From the listing below, pull out every line where the string "level" appears.

● ● ● ●

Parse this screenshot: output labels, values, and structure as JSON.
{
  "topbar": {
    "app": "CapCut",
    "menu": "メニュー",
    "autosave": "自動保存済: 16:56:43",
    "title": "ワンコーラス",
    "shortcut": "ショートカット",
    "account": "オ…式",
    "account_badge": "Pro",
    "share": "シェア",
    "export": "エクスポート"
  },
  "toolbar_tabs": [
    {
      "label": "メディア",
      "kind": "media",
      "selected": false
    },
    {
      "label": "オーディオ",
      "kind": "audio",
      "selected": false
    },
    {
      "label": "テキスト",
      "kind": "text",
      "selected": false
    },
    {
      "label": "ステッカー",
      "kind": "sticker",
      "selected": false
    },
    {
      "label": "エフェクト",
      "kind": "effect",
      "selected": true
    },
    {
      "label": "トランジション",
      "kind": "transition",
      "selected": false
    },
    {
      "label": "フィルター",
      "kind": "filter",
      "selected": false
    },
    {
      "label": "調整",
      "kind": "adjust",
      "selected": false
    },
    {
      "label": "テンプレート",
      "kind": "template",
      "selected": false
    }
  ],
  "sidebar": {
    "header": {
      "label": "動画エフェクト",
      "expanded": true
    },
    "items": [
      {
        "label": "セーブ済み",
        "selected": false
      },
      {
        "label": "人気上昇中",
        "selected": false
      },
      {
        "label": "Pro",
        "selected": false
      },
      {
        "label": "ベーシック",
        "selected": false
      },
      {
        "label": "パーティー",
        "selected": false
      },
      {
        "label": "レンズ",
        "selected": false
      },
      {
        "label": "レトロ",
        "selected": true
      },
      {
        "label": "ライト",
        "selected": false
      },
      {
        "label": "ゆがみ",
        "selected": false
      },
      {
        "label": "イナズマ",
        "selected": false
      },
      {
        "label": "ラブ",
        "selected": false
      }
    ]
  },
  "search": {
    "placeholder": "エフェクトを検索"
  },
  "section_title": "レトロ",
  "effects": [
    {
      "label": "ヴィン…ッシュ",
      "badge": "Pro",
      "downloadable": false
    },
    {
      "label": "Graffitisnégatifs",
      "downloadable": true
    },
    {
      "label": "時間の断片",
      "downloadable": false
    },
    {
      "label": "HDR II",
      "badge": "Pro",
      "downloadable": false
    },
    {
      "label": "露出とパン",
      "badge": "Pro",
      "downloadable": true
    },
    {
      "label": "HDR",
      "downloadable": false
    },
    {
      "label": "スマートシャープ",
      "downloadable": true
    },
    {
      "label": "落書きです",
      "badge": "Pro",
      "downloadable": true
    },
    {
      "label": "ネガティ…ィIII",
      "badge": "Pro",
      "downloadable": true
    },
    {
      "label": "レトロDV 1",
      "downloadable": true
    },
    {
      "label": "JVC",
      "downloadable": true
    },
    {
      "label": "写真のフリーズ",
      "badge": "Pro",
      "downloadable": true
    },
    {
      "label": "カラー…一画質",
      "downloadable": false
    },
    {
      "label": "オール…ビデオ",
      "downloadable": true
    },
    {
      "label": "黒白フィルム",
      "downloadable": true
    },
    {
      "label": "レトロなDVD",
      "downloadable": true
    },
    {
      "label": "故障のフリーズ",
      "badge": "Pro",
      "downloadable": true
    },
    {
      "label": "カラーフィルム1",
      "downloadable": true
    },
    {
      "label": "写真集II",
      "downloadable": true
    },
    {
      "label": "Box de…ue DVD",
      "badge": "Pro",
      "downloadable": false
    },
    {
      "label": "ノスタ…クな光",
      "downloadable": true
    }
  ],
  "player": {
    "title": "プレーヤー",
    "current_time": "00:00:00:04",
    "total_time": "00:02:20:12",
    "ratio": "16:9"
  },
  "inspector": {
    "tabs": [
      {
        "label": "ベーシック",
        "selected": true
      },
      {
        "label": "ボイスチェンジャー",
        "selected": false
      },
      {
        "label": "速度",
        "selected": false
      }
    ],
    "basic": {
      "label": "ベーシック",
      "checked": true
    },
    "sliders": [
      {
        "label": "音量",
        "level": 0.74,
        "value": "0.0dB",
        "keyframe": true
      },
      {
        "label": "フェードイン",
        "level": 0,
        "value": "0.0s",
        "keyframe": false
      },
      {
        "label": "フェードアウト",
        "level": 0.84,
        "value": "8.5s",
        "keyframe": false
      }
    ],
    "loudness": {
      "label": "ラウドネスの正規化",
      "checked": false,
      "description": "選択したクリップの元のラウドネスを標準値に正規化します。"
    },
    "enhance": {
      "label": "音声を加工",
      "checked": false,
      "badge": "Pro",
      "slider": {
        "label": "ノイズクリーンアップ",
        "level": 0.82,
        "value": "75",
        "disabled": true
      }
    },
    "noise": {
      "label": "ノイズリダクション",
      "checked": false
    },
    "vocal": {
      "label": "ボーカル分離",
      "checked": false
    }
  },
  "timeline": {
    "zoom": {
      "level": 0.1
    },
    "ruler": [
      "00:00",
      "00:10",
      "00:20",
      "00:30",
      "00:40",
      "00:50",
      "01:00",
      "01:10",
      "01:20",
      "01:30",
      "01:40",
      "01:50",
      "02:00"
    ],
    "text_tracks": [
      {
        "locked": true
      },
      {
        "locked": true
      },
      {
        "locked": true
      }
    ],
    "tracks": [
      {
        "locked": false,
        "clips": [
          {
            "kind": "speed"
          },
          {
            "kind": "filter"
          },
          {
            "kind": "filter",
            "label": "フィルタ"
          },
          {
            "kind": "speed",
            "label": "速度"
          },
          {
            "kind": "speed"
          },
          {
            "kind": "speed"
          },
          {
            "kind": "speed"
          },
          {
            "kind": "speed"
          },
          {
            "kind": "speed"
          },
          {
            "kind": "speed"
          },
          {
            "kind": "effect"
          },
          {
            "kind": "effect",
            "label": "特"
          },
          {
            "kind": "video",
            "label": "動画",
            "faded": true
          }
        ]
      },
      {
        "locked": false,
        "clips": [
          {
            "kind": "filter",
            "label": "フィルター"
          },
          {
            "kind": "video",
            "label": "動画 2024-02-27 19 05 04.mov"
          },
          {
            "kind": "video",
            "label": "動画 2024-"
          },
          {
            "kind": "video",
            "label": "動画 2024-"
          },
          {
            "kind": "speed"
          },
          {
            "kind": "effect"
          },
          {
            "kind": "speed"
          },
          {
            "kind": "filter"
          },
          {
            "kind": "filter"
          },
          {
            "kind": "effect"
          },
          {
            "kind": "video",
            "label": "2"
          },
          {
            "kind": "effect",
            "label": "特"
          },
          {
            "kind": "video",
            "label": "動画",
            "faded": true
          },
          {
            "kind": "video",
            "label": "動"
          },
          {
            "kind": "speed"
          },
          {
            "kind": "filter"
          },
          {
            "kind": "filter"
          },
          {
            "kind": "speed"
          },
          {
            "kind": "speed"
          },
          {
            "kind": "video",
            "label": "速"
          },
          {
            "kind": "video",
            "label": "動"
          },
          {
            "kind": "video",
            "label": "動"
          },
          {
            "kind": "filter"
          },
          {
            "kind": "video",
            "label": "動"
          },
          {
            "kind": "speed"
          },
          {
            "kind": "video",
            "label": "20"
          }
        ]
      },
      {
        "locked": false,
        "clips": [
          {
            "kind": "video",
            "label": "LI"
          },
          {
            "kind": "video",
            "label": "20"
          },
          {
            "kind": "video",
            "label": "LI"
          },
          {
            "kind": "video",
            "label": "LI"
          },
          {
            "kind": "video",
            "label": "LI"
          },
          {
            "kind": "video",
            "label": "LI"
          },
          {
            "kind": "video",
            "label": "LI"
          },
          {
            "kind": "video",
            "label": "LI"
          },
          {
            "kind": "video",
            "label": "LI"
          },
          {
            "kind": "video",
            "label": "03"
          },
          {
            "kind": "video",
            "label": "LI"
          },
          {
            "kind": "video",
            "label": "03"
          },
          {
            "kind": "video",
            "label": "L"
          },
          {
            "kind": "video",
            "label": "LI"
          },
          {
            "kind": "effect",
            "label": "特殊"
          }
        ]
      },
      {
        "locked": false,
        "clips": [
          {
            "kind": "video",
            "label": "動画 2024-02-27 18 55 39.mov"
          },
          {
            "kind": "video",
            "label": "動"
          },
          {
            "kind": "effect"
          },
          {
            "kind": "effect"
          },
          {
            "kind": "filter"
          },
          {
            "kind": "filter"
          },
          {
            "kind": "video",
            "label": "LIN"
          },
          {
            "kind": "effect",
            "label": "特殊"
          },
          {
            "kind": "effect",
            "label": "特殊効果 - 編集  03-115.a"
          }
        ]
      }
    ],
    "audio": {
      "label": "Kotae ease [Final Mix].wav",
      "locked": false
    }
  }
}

● ● ● ●

§ **TASK RESULT**
        "level": 0.74,
        "level": 0,
        "level": 0.84,
        "level": 0.82,
      "level": 0.1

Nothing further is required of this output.